**Stated task**
Look through the data below and work out how many lines contain the string "type". Give the number alone.

**Record set**
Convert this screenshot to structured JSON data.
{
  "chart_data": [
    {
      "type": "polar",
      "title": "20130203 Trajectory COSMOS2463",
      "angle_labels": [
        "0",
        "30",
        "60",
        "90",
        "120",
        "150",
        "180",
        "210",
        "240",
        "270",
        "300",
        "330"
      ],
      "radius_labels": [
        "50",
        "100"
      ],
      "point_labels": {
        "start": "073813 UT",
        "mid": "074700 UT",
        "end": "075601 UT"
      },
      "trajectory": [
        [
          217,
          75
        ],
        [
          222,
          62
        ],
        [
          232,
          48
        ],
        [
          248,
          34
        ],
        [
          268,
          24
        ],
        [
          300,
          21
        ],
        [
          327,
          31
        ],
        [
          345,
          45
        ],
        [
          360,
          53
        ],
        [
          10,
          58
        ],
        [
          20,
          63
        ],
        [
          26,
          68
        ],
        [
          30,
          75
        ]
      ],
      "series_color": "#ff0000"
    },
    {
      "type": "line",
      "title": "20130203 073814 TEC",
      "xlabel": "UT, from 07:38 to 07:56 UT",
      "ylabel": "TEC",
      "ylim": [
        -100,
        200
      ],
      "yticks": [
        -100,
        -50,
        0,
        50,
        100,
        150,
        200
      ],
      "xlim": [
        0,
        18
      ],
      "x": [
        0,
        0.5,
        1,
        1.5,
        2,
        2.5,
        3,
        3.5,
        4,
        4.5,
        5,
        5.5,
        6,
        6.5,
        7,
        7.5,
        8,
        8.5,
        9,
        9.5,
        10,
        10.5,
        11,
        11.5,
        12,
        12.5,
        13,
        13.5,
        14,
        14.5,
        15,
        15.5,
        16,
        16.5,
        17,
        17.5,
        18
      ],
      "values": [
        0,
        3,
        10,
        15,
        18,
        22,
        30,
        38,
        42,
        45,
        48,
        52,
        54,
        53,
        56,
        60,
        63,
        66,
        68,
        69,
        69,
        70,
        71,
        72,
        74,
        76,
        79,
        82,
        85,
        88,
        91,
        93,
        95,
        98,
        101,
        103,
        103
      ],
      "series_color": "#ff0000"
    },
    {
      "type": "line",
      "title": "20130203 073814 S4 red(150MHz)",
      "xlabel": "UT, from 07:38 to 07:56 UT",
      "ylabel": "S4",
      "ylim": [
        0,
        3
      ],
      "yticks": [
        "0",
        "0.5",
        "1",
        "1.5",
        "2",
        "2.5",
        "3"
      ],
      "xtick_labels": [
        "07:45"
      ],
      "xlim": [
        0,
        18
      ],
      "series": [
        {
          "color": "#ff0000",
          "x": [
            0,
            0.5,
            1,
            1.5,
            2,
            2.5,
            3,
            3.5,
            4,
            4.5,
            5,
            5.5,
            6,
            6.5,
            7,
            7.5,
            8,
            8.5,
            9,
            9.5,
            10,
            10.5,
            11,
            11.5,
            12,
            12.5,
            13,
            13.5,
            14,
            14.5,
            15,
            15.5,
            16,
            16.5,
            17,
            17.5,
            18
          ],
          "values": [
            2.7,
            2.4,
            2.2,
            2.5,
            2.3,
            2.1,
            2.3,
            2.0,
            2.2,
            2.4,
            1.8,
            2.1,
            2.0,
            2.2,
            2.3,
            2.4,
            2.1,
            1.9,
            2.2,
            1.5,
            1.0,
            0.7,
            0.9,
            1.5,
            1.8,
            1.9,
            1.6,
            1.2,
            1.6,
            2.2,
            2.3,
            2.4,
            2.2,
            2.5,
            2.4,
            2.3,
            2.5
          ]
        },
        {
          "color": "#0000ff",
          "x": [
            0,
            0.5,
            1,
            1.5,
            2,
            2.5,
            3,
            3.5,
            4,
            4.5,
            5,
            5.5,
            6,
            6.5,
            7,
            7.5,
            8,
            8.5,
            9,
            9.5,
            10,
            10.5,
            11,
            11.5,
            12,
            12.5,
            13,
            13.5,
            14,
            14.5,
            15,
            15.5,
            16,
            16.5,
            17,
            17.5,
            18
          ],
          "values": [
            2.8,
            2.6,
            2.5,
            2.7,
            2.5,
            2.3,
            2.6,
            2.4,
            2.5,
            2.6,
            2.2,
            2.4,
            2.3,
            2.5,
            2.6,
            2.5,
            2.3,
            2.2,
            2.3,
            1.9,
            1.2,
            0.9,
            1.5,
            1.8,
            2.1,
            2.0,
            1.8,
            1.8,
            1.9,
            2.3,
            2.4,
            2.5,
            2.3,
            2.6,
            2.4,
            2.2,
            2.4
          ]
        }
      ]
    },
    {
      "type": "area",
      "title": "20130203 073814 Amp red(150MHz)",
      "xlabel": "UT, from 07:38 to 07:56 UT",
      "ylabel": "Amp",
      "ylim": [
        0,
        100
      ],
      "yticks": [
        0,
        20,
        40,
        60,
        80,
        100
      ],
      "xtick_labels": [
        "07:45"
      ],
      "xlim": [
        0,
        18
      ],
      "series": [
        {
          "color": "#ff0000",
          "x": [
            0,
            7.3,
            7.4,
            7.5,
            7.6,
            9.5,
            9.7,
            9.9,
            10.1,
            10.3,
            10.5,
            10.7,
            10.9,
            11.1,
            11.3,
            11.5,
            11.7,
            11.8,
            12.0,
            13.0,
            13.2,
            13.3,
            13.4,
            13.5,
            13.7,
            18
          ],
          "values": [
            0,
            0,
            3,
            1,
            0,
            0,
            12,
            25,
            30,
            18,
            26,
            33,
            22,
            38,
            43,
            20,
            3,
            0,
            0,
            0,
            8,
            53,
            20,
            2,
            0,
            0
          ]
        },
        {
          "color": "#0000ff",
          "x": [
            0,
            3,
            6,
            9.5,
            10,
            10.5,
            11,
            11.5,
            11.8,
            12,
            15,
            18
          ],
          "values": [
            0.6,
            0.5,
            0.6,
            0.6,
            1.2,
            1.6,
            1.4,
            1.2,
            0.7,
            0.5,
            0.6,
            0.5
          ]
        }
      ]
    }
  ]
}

**Solved exercise**
4